SHORT EXERCISE:
Write out the entire listing below exactly as it appears, minus any pictures.
((
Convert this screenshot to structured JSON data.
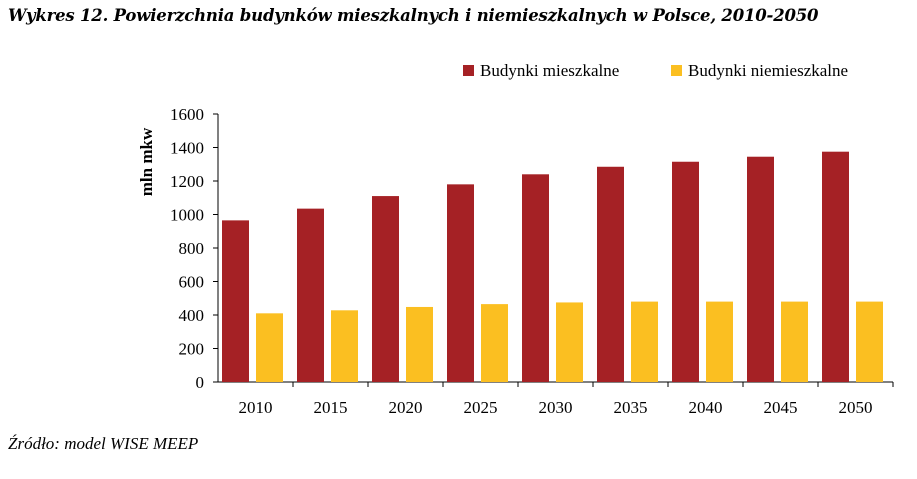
{
  "title": "Wykres 12. Powierzchnia budynków mieszkalnych i niemieszkalnych w Polsce, 2010-2050",
  "source": "Źródło: model WISE MEEP",
  "chart_data": {
    "type": "bar",
    "categories": [
      "2010",
      "2015",
      "2020",
      "2025",
      "2030",
      "2035",
      "2040",
      "2045",
      "2050"
    ],
    "series": [
      {
        "name": "Budynki mieszkalne",
        "color": "#a52125",
        "values": [
          965,
          1035,
          1110,
          1180,
          1240,
          1285,
          1315,
          1345,
          1375
        ]
      },
      {
        "name": "Budynki niemieszkalne",
        "color": "#fbbf21",
        "values": [
          410,
          428,
          448,
          465,
          475,
          480,
          480,
          480,
          480
        ]
      }
    ],
    "ylabel": "mln mkw",
    "xlabel": "",
    "ylim": [
      0,
      1600
    ],
    "yticks": [
      0,
      200,
      400,
      600,
      800,
      1000,
      1200,
      1400,
      1600
    ],
    "grid": false,
    "legend_position": "top-right"
  }
}
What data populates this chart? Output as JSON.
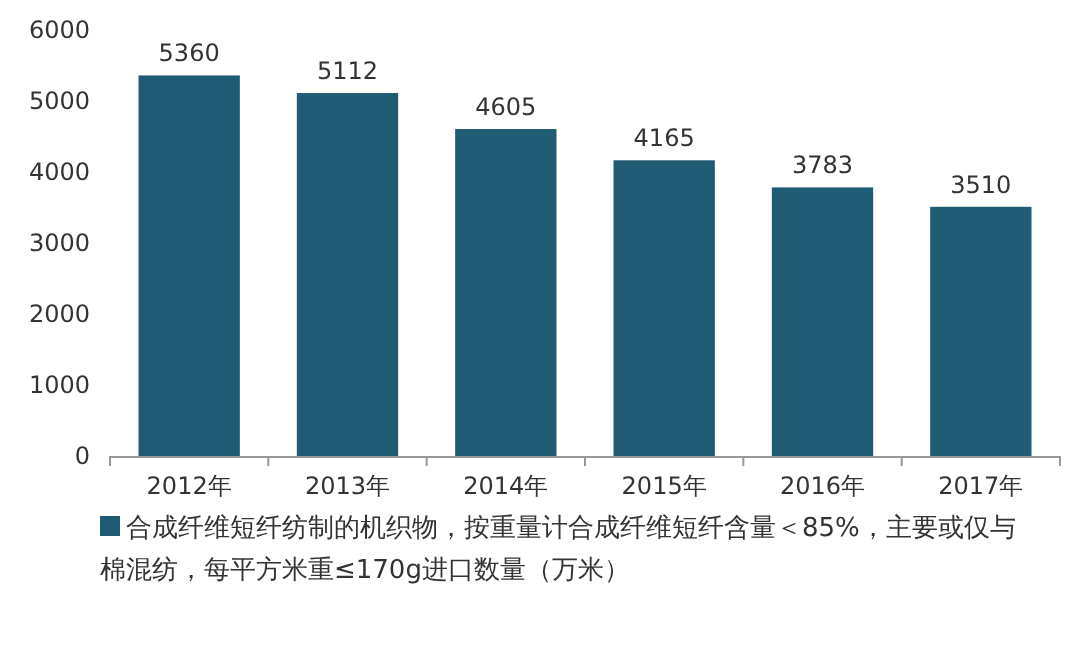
{
  "chart_data": {
    "type": "bar",
    "categories": [
      "2012年",
      "2013年",
      "2014年",
      "2015年",
      "2016年",
      "2017年"
    ],
    "series": [
      {
        "name": "合成纤维短纤纺制的机织物，按重量计合成纤维短纤含量＜85%，主要或仅与棉混纺，每平方米重≤170g进口数量（万米）",
        "color": "#1f5c74",
        "values": [
          5360,
          5112,
          4605,
          4165,
          3783,
          3510
        ]
      }
    ],
    "ylim": [
      0,
      6000
    ],
    "yticks": [
      0,
      1000,
      2000,
      3000,
      4000,
      5000,
      6000
    ],
    "data_labels": true,
    "legend": "bottom",
    "grid": false
  }
}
))
RESPONSE FOR THIS EXERCISE:
Convert this screenshot to structured JSON data.
{
  "title": "Wykres 12. Powierzchnia budynków mieszkalnych i niemieszkalnych w Polsce, 2010-2050",
  "source": "Źródło: model WISE MEEP",
  "chart_data": {
    "type": "bar",
    "categories": [
      "2010",
      "2015",
      "2020",
      "2025",
      "2030",
      "2035",
      "2040",
      "2045",
      "2050"
    ],
    "series": [
      {
        "name": "Budynki mieszkalne",
        "color": "#a52125",
        "values": [
          965,
          1035,
          1110,
          1180,
          1240,
          1285,
          1315,
          1345,
          1375
        ]
      },
      {
        "name": "Budynki niemieszkalne",
        "color": "#fbbf21",
        "values": [
          410,
          428,
          448,
          465,
          475,
          480,
          480,
          480,
          480
        ]
      }
    ],
    "ylabel": "mln mkw",
    "xlabel": "",
    "ylim": [
      0,
      1600
    ],
    "yticks": [
      0,
      200,
      400,
      600,
      800,
      1000,
      1200,
      1400,
      1600
    ],
    "grid": false,
    "legend_position": "top-right"
  }
}
What data populates this chart? Output as JSON.
{
  "chart_data": {
    "type": "bar",
    "categories": [
      "2012年",
      "2013年",
      "2014年",
      "2015年",
      "2016年",
      "2017年"
    ],
    "series": [
      {
        "name": "合成纤维短纤纺制的机织物，按重量计合成纤维短纤含量＜85%，主要或仅与棉混纺，每平方米重≤170g进口数量（万米）",
        "color": "#1f5c74",
        "values": [
          5360,
          5112,
          4605,
          4165,
          3783,
          3510
        ]
      }
    ],
    "ylim": [
      0,
      6000
    ],
    "yticks": [
      0,
      1000,
      2000,
      3000,
      4000,
      5000,
      6000
    ],
    "data_labels": true,
    "legend": "bottom",
    "grid": false
  }
}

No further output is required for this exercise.